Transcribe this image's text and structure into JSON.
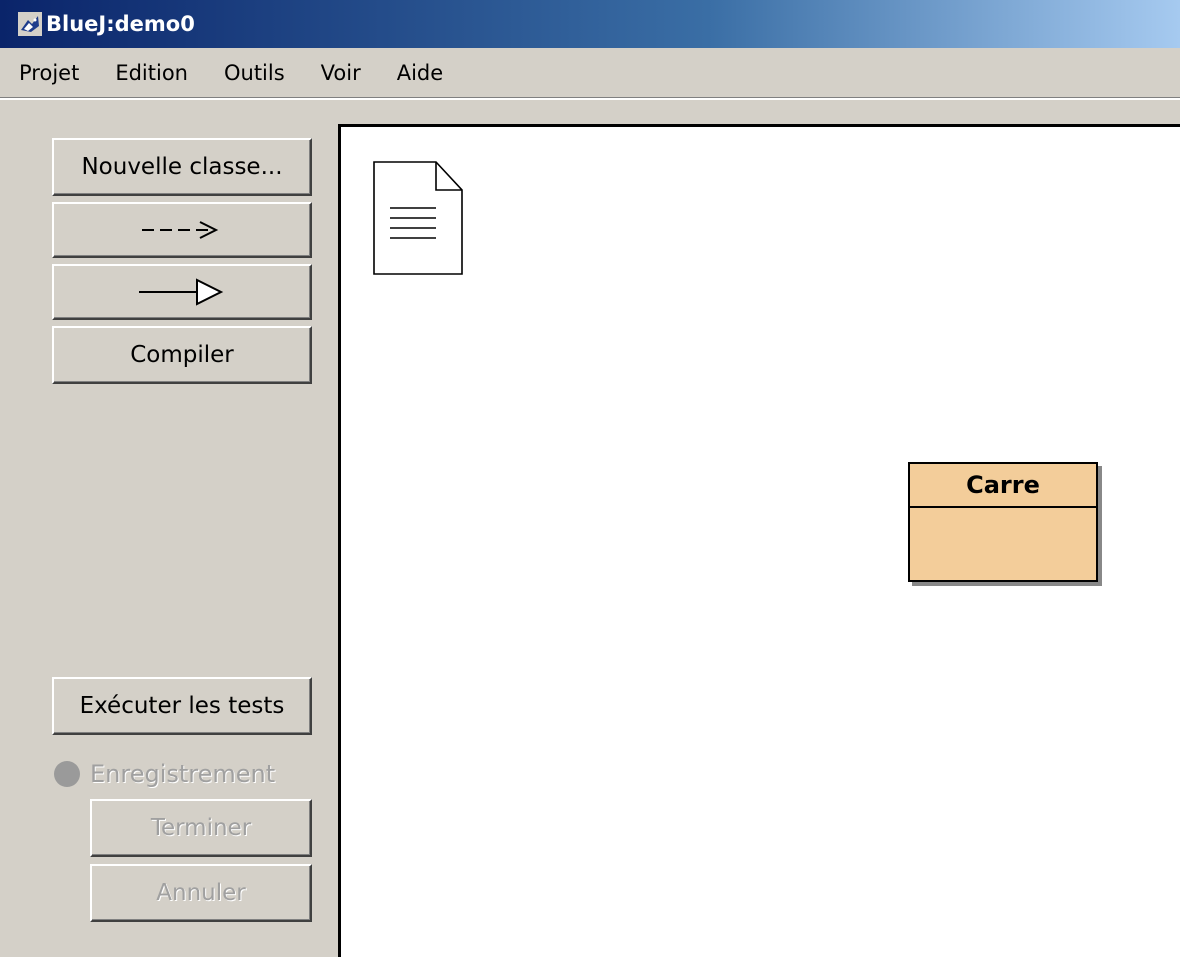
{
  "window": {
    "title": "BlueJ:demo0"
  },
  "menu": [
    "Projet",
    "Edition",
    "Outils",
    "Voir",
    "Aide"
  ],
  "toolbar": {
    "new_class_label": "Nouvelle classe...",
    "uses_arrow_label": "--->",
    "inherits_arrow_label": "—▷",
    "compile_label": "Compiler"
  },
  "testing": {
    "run_tests_label": "Exécuter les tests",
    "recording_label": "Enregistrement",
    "end_label": "Terminer",
    "cancel_label": "Annuler"
  },
  "diagram": {
    "classes": [
      {
        "name": "Carre",
        "color": "#f3cd9a"
      }
    ]
  },
  "colors": {
    "titlebar_start": "#0a246a",
    "chrome": "#d4d0c8",
    "class_fill": "#f3cd9a"
  }
}
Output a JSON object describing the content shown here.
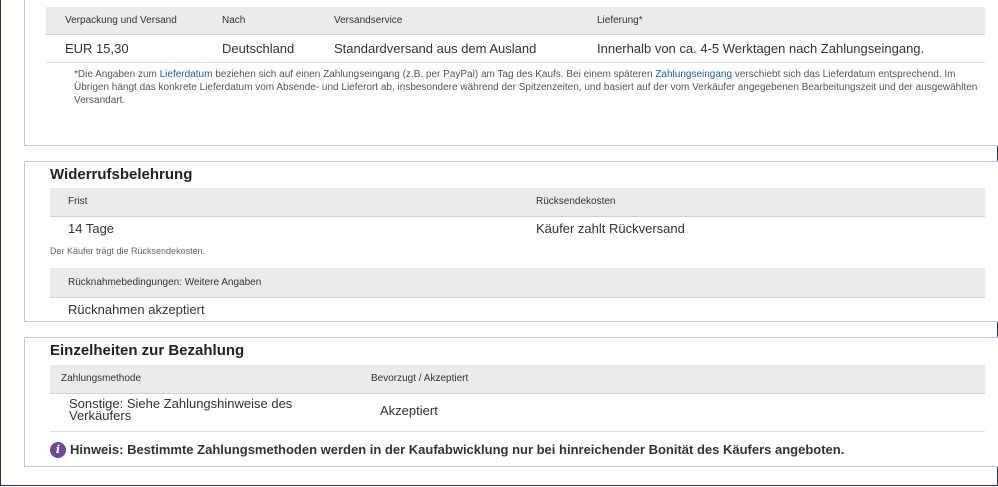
□ □ □
> **Aim of the exercise**: All of the entries above should be duplicated exactly, except for the pictures.

> **Solution for this exercise**:
Transcribe this image's text and structure into JSON.
{
  "window": {
    "title": "BlueJ:demo0"
  },
  "menu": [
    "Projet",
    "Edition",
    "Outils",
    "Voir",
    "Aide"
  ],
  "toolbar": {
    "new_class_label": "Nouvelle classe...",
    "uses_arrow_label": "--->",
    "inherits_arrow_label": "—▷",
    "compile_label": "Compiler"
  },
  "testing": {
    "run_tests_label": "Exécuter les tests",
    "recording_label": "Enregistrement",
    "end_label": "Terminer",
    "cancel_label": "Annuler"
  },
  "diagram": {
    "classes": [
      {
        "name": "Carre",
        "color": "#f3cd9a"
      }
    ]
  },
  "colors": {
    "titlebar_start": "#0a246a",
    "chrome": "#d4d0c8",
    "class_fill": "#f3cd9a"
  }
}
Output a JSON object describing the content shown here.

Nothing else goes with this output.